Dataset items:
_ _ _
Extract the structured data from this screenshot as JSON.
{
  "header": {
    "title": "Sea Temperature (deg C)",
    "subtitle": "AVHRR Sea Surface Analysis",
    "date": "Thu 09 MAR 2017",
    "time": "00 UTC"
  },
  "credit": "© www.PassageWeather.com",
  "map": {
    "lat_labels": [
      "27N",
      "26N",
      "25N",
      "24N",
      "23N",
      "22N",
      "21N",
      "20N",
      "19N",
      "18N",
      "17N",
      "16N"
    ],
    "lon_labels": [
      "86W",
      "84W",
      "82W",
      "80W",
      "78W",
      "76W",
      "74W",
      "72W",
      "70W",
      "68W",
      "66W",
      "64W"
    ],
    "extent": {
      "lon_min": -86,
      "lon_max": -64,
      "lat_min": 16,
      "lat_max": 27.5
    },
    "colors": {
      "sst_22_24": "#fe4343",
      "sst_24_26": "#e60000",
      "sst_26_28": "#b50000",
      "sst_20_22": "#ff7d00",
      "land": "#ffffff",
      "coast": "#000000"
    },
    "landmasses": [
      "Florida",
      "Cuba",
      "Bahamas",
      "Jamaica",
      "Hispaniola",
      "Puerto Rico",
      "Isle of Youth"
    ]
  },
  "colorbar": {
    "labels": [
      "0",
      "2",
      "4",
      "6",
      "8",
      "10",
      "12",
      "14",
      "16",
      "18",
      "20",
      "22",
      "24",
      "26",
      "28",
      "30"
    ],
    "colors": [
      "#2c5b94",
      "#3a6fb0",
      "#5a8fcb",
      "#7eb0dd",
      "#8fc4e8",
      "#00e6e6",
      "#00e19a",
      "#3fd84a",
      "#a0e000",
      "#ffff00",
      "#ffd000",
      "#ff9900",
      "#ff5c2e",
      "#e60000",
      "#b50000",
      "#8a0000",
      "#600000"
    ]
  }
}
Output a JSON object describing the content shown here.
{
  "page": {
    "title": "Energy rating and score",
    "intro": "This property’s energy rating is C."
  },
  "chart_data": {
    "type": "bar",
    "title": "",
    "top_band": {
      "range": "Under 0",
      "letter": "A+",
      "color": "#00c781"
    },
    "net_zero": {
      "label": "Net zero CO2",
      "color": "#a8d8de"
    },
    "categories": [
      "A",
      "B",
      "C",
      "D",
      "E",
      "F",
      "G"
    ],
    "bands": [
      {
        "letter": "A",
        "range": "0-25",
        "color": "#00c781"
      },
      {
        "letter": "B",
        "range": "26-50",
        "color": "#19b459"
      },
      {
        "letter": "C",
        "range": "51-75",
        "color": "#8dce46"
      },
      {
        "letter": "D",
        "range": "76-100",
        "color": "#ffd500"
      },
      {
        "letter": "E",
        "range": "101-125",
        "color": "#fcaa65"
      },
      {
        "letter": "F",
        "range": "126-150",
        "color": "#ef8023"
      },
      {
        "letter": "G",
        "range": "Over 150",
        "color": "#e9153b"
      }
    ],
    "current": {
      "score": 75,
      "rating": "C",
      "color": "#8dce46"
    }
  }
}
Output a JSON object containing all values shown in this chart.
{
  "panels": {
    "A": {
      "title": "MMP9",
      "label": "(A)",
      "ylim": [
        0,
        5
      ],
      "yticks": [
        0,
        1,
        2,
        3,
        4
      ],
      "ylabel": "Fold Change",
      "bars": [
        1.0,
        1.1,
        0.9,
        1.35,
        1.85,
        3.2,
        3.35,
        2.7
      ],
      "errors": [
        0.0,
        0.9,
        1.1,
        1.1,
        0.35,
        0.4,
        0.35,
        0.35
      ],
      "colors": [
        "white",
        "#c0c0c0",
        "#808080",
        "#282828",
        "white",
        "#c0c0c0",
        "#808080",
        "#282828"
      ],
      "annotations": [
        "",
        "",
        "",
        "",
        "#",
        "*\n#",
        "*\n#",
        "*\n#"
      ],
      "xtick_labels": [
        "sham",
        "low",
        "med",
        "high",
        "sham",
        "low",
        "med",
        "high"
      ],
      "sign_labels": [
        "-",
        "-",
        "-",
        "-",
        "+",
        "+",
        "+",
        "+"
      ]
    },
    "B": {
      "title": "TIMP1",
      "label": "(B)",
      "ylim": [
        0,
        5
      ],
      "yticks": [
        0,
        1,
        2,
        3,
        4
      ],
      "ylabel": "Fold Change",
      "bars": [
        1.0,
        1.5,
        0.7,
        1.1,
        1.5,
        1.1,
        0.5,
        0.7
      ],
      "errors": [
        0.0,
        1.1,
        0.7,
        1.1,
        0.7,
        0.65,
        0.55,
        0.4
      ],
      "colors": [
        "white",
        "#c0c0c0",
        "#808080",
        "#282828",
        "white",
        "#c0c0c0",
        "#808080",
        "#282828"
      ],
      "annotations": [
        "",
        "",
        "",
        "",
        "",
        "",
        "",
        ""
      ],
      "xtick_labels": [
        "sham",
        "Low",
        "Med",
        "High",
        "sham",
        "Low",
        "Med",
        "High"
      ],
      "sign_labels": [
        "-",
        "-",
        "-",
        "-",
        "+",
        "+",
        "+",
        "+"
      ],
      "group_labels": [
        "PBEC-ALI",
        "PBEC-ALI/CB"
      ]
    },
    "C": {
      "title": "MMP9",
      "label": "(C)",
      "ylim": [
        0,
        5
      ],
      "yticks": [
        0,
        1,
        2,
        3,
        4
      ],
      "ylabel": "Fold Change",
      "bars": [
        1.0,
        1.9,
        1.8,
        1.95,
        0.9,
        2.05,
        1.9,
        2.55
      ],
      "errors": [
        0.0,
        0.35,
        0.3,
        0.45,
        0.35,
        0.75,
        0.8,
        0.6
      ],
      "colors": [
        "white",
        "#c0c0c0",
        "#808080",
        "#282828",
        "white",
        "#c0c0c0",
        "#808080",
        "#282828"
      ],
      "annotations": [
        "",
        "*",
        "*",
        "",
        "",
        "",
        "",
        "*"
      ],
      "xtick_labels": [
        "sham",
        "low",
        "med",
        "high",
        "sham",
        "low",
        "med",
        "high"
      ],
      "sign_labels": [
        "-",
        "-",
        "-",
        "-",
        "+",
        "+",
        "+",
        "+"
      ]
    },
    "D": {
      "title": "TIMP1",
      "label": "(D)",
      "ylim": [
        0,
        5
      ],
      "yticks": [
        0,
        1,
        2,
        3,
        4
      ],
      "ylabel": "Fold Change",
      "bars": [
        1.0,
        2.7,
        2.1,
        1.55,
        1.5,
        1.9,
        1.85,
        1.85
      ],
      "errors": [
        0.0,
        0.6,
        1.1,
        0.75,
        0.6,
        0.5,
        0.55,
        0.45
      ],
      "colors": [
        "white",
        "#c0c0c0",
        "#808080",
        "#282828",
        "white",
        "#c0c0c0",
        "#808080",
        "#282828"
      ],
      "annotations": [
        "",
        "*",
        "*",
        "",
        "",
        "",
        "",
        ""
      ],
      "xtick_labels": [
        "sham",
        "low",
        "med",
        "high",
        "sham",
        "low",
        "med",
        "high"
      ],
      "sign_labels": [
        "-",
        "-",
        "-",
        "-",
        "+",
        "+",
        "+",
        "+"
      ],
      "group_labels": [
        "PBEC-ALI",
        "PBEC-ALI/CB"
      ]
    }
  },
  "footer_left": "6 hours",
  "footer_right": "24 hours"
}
_ _ _
### EXERCISE GOAL:
Where a line in the material above holds "hours", copy that line.

### IN RESPONSE:
  "footer_left": "6 hours",
  "footer_right": "24 hours"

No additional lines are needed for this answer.